▶ Records from a dataset:
=-=-=

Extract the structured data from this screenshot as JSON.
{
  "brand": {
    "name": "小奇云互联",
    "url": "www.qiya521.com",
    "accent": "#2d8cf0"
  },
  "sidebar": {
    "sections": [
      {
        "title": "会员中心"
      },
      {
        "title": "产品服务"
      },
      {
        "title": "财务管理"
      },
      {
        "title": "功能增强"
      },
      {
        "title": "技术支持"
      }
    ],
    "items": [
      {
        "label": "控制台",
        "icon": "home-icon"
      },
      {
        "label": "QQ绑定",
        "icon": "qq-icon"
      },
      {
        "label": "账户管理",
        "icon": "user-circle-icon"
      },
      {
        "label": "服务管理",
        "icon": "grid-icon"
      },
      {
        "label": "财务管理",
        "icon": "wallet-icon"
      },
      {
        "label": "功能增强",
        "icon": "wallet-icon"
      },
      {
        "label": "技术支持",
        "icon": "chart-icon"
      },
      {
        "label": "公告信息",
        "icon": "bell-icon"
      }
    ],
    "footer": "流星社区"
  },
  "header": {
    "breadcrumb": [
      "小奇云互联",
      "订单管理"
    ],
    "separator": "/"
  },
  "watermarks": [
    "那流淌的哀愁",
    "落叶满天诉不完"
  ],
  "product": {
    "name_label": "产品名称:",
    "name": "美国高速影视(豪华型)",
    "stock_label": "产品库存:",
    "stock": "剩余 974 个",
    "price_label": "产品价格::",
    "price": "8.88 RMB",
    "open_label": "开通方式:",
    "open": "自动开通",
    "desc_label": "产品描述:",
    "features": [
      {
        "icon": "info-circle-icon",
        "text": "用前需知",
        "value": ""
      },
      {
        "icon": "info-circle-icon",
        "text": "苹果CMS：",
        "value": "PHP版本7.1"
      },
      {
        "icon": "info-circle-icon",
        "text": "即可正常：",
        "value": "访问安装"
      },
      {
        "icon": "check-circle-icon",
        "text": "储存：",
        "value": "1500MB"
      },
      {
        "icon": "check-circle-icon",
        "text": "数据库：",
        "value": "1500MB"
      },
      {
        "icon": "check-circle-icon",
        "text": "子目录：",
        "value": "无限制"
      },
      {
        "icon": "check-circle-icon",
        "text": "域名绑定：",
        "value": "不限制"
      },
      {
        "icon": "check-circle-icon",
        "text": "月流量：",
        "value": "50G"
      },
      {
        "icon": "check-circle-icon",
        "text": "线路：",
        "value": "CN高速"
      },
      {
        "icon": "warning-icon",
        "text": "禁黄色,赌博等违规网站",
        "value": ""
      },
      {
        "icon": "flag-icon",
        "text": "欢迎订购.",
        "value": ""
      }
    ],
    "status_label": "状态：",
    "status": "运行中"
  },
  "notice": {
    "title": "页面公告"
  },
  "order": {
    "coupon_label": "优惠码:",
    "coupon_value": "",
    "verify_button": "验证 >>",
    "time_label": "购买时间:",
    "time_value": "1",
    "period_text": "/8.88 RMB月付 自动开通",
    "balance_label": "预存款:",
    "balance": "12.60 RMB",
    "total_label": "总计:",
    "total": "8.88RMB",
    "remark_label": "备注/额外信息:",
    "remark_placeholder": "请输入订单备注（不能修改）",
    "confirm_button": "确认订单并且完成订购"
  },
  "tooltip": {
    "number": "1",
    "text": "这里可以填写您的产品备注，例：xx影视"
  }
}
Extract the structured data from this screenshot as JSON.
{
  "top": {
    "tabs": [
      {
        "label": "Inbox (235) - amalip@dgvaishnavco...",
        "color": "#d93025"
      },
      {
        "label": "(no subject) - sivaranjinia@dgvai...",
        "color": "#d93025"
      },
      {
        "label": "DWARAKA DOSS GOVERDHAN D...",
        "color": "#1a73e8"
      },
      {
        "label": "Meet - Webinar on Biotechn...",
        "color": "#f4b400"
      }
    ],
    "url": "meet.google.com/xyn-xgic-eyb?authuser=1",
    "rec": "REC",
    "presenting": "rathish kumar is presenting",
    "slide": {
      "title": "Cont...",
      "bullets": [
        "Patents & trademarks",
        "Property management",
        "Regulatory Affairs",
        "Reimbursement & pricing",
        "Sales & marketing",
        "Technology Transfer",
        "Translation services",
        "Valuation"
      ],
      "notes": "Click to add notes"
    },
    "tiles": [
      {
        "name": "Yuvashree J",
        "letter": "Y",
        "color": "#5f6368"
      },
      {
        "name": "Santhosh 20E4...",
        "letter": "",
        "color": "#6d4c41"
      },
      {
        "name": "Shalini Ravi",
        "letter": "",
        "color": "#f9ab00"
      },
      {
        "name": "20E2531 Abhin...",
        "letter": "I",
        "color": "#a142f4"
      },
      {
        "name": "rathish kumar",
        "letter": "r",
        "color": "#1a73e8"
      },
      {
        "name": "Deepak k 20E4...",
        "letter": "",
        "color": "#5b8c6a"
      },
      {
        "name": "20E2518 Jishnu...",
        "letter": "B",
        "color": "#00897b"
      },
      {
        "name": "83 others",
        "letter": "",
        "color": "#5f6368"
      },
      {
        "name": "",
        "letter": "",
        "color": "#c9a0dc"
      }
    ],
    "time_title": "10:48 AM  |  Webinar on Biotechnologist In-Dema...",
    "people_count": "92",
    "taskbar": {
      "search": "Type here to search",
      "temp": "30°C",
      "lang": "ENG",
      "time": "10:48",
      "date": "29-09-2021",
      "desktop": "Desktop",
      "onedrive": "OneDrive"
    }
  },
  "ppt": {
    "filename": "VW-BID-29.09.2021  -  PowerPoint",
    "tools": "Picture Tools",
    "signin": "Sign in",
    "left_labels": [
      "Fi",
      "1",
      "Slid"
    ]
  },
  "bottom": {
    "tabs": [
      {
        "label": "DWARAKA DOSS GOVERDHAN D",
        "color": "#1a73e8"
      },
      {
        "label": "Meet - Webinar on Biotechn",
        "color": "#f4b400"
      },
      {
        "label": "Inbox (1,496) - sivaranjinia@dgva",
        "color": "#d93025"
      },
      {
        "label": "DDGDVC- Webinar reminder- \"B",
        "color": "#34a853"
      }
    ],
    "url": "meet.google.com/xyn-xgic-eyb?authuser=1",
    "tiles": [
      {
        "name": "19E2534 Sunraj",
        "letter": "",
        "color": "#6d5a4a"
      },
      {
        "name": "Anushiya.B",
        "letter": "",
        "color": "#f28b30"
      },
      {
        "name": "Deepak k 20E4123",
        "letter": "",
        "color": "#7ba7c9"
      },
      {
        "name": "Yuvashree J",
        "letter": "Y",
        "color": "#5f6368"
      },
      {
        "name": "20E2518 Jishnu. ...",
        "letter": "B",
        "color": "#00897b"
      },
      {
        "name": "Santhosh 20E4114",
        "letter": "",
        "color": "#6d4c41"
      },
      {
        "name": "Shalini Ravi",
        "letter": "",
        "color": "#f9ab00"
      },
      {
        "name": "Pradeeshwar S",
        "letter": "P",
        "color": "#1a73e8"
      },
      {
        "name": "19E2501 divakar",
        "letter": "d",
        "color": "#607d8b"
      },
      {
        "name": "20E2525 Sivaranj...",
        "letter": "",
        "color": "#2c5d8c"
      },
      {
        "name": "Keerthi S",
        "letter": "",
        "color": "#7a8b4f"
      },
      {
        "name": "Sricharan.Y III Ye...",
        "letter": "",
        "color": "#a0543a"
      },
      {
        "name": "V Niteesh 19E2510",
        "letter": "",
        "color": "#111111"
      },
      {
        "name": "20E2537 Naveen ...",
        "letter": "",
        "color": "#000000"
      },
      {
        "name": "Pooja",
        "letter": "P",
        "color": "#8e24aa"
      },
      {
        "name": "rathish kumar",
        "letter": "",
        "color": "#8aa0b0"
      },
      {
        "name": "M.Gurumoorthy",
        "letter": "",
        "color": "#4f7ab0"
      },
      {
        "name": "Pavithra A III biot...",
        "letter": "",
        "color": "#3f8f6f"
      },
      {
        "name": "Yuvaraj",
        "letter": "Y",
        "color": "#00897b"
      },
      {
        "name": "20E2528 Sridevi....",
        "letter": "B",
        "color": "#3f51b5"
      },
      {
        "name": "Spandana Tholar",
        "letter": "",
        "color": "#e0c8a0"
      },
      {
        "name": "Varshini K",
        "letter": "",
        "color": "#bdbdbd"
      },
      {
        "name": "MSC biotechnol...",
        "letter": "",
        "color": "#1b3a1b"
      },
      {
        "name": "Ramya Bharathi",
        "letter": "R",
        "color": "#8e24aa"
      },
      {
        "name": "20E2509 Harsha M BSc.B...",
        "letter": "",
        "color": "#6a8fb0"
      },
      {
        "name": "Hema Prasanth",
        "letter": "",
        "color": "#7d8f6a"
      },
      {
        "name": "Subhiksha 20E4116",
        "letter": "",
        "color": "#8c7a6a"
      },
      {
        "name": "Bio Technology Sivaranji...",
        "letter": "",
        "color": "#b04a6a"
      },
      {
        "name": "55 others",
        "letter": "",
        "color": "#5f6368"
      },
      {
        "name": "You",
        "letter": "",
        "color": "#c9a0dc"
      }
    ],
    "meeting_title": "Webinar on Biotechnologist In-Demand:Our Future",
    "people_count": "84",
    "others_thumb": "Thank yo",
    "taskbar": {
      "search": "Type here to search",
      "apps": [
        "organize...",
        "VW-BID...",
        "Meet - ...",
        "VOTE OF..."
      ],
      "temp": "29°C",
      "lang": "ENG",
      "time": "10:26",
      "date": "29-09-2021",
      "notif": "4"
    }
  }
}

=-=-=

▶ GIVEN REQUEST: Write only the number of lines in the data above that include "Biotechnologist".

▶ CORRECT OUTPUT: 2